The records that follow are to be transcribed in full, without their images.

__INPUT RECORDS__.
-- Begin --

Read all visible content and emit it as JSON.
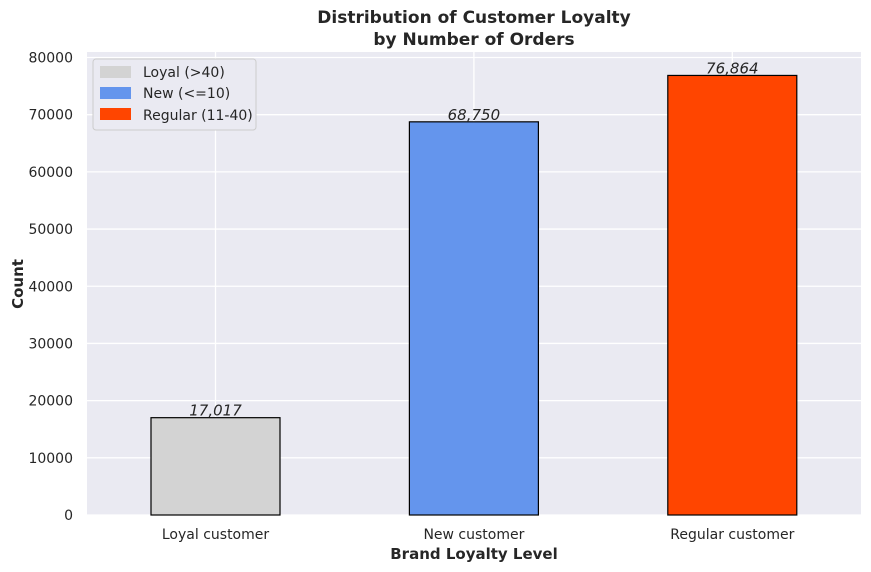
{
  "chart_data": {
    "type": "bar",
    "title": "Distribution of Customer Loyalty",
    "subtitle": "by Number of Orders",
    "xlabel": "Brand Loyalty Level",
    "ylabel": "Count",
    "categories": [
      "Loyal customer",
      "New customer",
      "Regular customer"
    ],
    "values": [
      17017,
      68750,
      76864
    ],
    "value_labels": [
      "17,017",
      "68,750",
      "76,864"
    ],
    "colors": [
      "#d3d3d3",
      "#6495ed",
      "#ff4500"
    ],
    "ylim": [
      0,
      80000
    ],
    "yticks": [
      0,
      10000,
      20000,
      30000,
      40000,
      50000,
      60000,
      70000,
      80000
    ],
    "ytick_labels": [
      "0",
      "10000",
      "20000",
      "30000",
      "40000",
      "50000",
      "60000",
      "70000",
      "80000"
    ],
    "grid": true,
    "background": "#eaeaf2",
    "legend": {
      "placement": "top-left",
      "entries": [
        {
          "label": "Loyal (>40)",
          "color": "#d3d3d3"
        },
        {
          "label": "New (<=10)",
          "color": "#6495ed"
        },
        {
          "label": "Regular (11-40)",
          "color": "#ff4500"
        }
      ]
    }
  }
}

-- End --

__RESULT__.
Read all visible content and emit it as JSON.
{
  "chart_data": {
    "type": "bar",
    "title": "Distribution of Customer Loyalty",
    "subtitle": "by Number of Orders",
    "xlabel": "Brand Loyalty Level",
    "ylabel": "Count",
    "categories": [
      "Loyal customer",
      "New customer",
      "Regular customer"
    ],
    "values": [
      17017,
      68750,
      76864
    ],
    "value_labels": [
      "17,017",
      "68,750",
      "76,864"
    ],
    "colors": [
      "#d3d3d3",
      "#6495ed",
      "#ff4500"
    ],
    "ylim": [
      0,
      80000
    ],
    "yticks": [
      0,
      10000,
      20000,
      30000,
      40000,
      50000,
      60000,
      70000,
      80000
    ],
    "ytick_labels": [
      "0",
      "10000",
      "20000",
      "30000",
      "40000",
      "50000",
      "60000",
      "70000",
      "80000"
    ],
    "grid": true,
    "background": "#eaeaf2",
    "legend": {
      "placement": "top-left",
      "entries": [
        {
          "label": "Loyal (>40)",
          "color": "#d3d3d3"
        },
        {
          "label": "New (<=10)",
          "color": "#6495ed"
        },
        {
          "label": "Regular (11-40)",
          "color": "#ff4500"
        }
      ]
    }
  }
}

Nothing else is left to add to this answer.